- _Problem to work on_
Copy out all the records exactly.

- _Extracted records_
================

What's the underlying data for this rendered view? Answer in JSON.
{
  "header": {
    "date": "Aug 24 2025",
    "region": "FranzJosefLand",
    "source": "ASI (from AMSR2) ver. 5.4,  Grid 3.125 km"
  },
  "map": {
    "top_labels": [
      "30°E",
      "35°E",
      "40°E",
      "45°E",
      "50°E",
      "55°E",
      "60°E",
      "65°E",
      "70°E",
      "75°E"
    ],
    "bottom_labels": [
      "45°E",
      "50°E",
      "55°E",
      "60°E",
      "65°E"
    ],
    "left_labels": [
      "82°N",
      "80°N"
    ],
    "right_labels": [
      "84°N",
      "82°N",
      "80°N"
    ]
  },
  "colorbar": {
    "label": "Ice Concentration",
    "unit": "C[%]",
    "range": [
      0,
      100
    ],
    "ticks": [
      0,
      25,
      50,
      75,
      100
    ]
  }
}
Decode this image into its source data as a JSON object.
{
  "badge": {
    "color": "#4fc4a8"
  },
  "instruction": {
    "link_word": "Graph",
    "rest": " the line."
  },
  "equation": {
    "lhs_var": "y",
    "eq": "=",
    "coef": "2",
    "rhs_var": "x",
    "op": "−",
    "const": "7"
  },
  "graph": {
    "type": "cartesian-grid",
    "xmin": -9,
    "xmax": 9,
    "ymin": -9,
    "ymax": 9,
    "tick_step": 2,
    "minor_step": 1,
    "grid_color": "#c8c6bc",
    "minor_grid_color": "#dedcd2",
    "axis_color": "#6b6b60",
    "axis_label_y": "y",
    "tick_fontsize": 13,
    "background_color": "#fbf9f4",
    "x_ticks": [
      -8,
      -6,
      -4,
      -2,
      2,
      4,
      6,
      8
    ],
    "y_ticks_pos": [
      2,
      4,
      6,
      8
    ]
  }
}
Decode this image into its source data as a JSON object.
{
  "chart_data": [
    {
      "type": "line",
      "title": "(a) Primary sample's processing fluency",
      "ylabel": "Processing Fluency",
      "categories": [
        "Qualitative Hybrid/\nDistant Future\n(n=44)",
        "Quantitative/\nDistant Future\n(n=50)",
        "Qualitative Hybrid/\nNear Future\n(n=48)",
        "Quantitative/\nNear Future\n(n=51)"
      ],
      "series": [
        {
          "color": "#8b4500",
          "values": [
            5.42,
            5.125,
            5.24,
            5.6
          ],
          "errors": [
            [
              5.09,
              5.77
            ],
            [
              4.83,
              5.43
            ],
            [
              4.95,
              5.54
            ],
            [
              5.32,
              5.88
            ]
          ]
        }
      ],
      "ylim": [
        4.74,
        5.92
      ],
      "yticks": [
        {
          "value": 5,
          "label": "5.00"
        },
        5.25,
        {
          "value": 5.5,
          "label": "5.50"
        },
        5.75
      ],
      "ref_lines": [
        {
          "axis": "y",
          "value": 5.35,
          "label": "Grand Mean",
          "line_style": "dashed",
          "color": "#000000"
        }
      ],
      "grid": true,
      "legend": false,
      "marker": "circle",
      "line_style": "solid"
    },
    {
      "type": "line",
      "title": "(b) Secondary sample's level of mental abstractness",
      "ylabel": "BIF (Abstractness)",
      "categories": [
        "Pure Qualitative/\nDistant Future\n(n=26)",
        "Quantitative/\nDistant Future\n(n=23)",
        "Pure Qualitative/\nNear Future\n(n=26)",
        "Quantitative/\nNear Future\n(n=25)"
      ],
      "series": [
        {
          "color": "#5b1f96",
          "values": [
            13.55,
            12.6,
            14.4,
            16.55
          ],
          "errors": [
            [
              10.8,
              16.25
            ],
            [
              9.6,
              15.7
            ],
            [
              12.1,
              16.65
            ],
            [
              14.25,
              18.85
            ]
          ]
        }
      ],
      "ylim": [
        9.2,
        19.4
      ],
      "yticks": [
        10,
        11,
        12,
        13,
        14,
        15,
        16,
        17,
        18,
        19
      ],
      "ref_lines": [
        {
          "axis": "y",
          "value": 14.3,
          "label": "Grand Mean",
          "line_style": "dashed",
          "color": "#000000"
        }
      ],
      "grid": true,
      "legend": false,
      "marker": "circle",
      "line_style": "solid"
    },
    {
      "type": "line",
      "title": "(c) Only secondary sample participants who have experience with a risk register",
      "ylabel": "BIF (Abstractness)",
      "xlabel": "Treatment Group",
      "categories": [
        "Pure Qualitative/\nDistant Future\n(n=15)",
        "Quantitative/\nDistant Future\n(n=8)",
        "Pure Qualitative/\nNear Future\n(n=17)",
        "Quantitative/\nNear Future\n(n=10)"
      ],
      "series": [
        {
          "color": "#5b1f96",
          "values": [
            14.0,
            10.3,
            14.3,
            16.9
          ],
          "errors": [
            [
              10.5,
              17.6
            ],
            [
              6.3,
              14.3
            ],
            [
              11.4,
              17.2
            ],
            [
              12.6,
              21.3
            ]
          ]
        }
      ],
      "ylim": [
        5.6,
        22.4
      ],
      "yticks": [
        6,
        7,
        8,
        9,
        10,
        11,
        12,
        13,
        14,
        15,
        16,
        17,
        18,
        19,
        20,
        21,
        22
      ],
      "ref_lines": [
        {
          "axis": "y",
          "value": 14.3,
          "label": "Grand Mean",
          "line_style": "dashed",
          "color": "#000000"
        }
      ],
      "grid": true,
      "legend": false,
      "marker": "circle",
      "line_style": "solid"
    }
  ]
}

================

- _Completed exercise_
What's the underlying data for this rendered view? Answer in JSON.
{
  "header": {
    "date": "Aug 24 2025",
    "region": "FranzJosefLand",
    "source": "ASI (from AMSR2) ver. 5.4,  Grid 3.125 km"
  },
  "map": {
    "top_labels": [
      "30°E",
      "35°E",
      "40°E",
      "45°E",
      "50°E",
      "55°E",
      "60°E",
      "65°E",
      "70°E",
      "75°E"
    ],
    "bottom_labels": [
      "45°E",
      "50°E",
      "55°E",
      "60°E",
      "65°E"
    ],
    "left_labels": [
      "82°N",
      "80°N"
    ],
    "right_labels": [
      "84°N",
      "82°N",
      "80°N"
    ]
  },
  "colorbar": {
    "label": "Ice Concentration",
    "unit": "C[%]",
    "range": [
      0,
      100
    ],
    "ticks": [
      0,
      25,
      50,
      75,
      100
    ]
  }
}
Decode this image into its source data as a JSON object.
{
  "badge": {
    "color": "#4fc4a8"
  },
  "instruction": {
    "link_word": "Graph",
    "rest": " the line."
  },
  "equation": {
    "lhs_var": "y",
    "eq": "=",
    "coef": "2",
    "rhs_var": "x",
    "op": "−",
    "const": "7"
  },
  "graph": {
    "type": "cartesian-grid",
    "xmin": -9,
    "xmax": 9,
    "ymin": -9,
    "ymax": 9,
    "tick_step": 2,
    "minor_step": 1,
    "grid_color": "#c8c6bc",
    "minor_grid_color": "#dedcd2",
    "axis_color": "#6b6b60",
    "axis_label_y": "y",
    "tick_fontsize": 13,
    "background_color": "#fbf9f4",
    "x_ticks": [
      -8,
      -6,
      -4,
      -2,
      2,
      4,
      6,
      8
    ],
    "y_ticks_pos": [
      2,
      4,
      6,
      8
    ]
  }
}
Decode this image into its source data as a JSON object.
{
  "chart_data": [
    {
      "type": "line",
      "title": "(a) Primary sample's processing fluency",
      "ylabel": "Processing Fluency",
      "categories": [
        "Qualitative Hybrid/\nDistant Future\n(n=44)",
        "Quantitative/\nDistant Future\n(n=50)",
        "Qualitative Hybrid/\nNear Future\n(n=48)",
        "Quantitative/\nNear Future\n(n=51)"
      ],
      "series": [
        {
          "color": "#8b4500",
          "values": [
            5.42,
            5.125,
            5.24,
            5.6
          ],
          "errors": [
            [
              5.09,
              5.77
            ],
            [
              4.83,
              5.43
            ],
            [
              4.95,
              5.54
            ],
            [
              5.32,
              5.88
            ]
          ]
        }
      ],
      "ylim": [
        4.74,
        5.92
      ],
      "yticks": [
        {
          "value": 5,
          "label": "5.00"
        },
        5.25,
        {
          "value": 5.5,
          "label": "5.50"
        },
        5.75
      ],
      "ref_lines": [
        {
          "axis": "y",
          "value": 5.35,
          "label": "Grand Mean",
          "line_style": "dashed",
          "color": "#000000"
        }
      ],
      "grid": true,
      "legend": false,
      "marker": "circle",
      "line_style": "solid"
    },
    {
      "type": "line",
      "title": "(b) Secondary sample's level of mental abstractness",
      "ylabel": "BIF (Abstractness)",
      "categories": [
        "Pure Qualitative/\nDistant Future\n(n=26)",
        "Quantitative/\nDistant Future\n(n=23)",
        "Pure Qualitative/\nNear Future\n(n=26)",
        "Quantitative/\nNear Future\n(n=25)"
      ],
      "series": [
        {
          "color": "#5b1f96",
          "values": [
            13.55,
            12.6,
            14.4,
            16.55
          ],
          "errors": [
            [
              10.8,
              16.25
            ],
            [
              9.6,
              15.7
            ],
            [
              12.1,
              16.65
            ],
            [
              14.25,
              18.85
            ]
          ]
        }
      ],
      "ylim": [
        9.2,
        19.4
      ],
      "yticks": [
        10,
        11,
        12,
        13,
        14,
        15,
        16,
        17,
        18,
        19
      ],
      "ref_lines": [
        {
          "axis": "y",
          "value": 14.3,
          "label": "Grand Mean",
          "line_style": "dashed",
          "color": "#000000"
        }
      ],
      "grid": true,
      "legend": false,
      "marker": "circle",
      "line_style": "solid"
    },
    {
      "type": "line",
      "title": "(c) Only secondary sample participants who have experience with a risk register",
      "ylabel": "BIF (Abstractness)",
      "xlabel": "Treatment Group",
      "categories": [
        "Pure Qualitative/\nDistant Future\n(n=15)",
        "Quantitative/\nDistant Future\n(n=8)",
        "Pure Qualitative/\nNear Future\n(n=17)",
        "Quantitative/\nNear Future\n(n=10)"
      ],
      "series": [
        {
          "color": "#5b1f96",
          "values": [
            14.0,
            10.3,
            14.3,
            16.9
          ],
          "errors": [
            [
              10.5,
              17.6
            ],
            [
              6.3,
              14.3
            ],
            [
              11.4,
              17.2
            ],
            [
              12.6,
              21.3
            ]
          ]
        }
      ],
      "ylim": [
        5.6,
        22.4
      ],
      "yticks": [
        6,
        7,
        8,
        9,
        10,
        11,
        12,
        13,
        14,
        15,
        16,
        17,
        18,
        19,
        20,
        21,
        22
      ],
      "ref_lines": [
        {
          "axis": "y",
          "value": 14.3,
          "label": "Grand Mean",
          "line_style": "dashed",
          "color": "#000000"
        }
      ],
      "grid": true,
      "legend": false,
      "marker": "circle",
      "line_style": "solid"
    }
  ]
}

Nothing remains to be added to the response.